■ Given request:
Tally the lines in the data that follows that include the word "JSON", and report nothing but the total.

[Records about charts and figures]
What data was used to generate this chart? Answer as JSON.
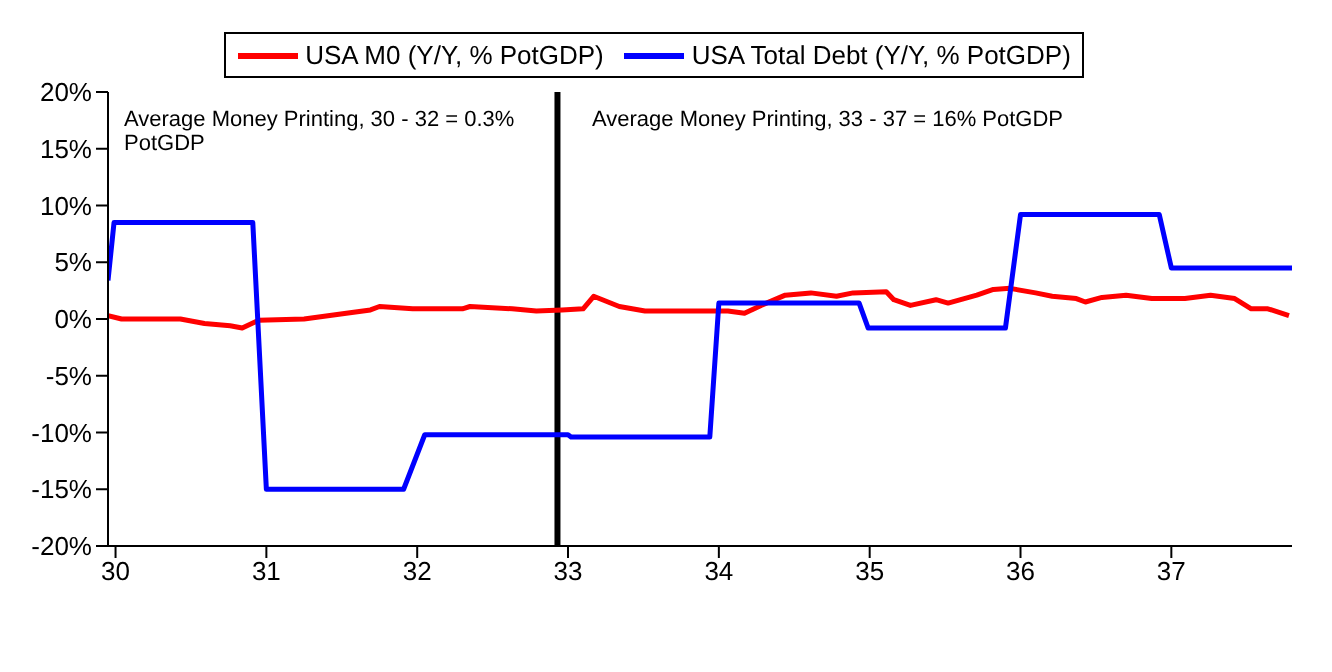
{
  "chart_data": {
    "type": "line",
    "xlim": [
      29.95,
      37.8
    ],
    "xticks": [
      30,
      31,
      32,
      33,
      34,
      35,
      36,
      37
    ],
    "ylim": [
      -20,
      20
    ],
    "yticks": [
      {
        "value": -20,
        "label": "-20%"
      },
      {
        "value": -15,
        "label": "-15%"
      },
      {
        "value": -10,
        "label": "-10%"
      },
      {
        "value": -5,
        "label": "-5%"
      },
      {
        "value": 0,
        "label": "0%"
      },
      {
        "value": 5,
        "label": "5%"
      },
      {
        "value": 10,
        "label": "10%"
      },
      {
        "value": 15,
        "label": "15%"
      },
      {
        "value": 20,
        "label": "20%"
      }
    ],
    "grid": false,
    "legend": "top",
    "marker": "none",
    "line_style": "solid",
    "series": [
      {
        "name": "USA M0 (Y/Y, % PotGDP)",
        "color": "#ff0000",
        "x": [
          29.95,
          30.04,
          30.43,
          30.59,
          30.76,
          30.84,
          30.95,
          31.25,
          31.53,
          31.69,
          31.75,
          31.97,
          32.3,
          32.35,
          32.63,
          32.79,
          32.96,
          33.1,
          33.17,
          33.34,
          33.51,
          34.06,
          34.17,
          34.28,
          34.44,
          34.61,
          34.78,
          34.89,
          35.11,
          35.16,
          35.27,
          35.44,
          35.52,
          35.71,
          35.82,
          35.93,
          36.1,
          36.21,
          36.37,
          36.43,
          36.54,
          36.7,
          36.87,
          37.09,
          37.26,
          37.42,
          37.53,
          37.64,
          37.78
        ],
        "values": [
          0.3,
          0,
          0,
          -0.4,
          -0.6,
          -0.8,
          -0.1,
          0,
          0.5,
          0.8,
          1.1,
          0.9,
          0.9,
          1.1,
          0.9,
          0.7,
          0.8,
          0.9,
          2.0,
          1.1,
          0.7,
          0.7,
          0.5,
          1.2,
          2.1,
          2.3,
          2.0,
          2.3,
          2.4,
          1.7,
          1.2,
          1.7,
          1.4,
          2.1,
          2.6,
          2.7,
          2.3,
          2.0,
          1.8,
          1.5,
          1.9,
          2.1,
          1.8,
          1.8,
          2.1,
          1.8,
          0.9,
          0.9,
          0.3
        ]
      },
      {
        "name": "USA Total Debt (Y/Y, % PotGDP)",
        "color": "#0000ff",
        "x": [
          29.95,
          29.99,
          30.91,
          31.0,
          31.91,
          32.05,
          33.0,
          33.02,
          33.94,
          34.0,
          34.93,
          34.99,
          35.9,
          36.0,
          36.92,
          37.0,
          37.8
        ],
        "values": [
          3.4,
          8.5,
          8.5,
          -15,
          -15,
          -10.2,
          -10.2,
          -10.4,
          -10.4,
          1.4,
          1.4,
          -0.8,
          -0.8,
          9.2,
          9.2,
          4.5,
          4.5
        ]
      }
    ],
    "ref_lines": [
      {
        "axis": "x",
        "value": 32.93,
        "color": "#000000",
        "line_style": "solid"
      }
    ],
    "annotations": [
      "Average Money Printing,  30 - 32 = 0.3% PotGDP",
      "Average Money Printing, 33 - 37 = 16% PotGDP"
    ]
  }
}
...
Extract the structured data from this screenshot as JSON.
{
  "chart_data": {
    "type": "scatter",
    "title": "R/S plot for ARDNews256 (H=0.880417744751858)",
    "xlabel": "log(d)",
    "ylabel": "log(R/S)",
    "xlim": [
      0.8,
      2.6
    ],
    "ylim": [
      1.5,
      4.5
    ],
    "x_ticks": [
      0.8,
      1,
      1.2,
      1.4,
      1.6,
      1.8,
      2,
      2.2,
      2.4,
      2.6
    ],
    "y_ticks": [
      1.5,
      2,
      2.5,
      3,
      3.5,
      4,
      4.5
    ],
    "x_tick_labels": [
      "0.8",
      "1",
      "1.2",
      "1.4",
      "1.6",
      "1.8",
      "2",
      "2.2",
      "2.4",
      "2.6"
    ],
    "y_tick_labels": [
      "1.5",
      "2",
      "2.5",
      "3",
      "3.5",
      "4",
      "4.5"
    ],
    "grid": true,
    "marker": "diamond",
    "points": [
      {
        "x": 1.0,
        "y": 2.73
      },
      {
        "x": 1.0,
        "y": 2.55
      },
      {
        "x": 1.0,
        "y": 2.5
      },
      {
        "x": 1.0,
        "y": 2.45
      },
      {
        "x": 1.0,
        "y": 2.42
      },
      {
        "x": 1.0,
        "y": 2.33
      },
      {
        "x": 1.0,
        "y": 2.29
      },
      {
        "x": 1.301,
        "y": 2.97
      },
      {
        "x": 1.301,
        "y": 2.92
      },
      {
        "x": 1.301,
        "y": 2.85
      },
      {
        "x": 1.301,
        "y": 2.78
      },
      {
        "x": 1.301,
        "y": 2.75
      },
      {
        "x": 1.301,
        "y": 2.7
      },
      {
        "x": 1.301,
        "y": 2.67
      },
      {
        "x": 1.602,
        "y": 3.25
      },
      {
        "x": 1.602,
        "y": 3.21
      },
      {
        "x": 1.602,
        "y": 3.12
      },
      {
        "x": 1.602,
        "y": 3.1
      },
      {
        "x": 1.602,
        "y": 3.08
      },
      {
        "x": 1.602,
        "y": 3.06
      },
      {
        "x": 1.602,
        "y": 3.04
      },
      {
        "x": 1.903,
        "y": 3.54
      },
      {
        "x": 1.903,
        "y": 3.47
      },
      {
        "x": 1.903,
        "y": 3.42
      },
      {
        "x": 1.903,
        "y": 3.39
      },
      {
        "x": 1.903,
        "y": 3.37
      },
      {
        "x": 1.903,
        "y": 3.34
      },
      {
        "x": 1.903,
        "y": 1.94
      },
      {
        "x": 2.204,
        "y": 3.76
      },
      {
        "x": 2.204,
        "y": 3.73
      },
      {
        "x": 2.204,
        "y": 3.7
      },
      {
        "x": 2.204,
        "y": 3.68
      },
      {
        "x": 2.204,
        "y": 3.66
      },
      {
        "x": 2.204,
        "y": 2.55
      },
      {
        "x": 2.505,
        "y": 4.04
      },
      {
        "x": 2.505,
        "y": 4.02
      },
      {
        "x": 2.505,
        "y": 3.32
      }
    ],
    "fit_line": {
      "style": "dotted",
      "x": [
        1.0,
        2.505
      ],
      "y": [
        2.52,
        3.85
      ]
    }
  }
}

■ Solution to this exercise:
2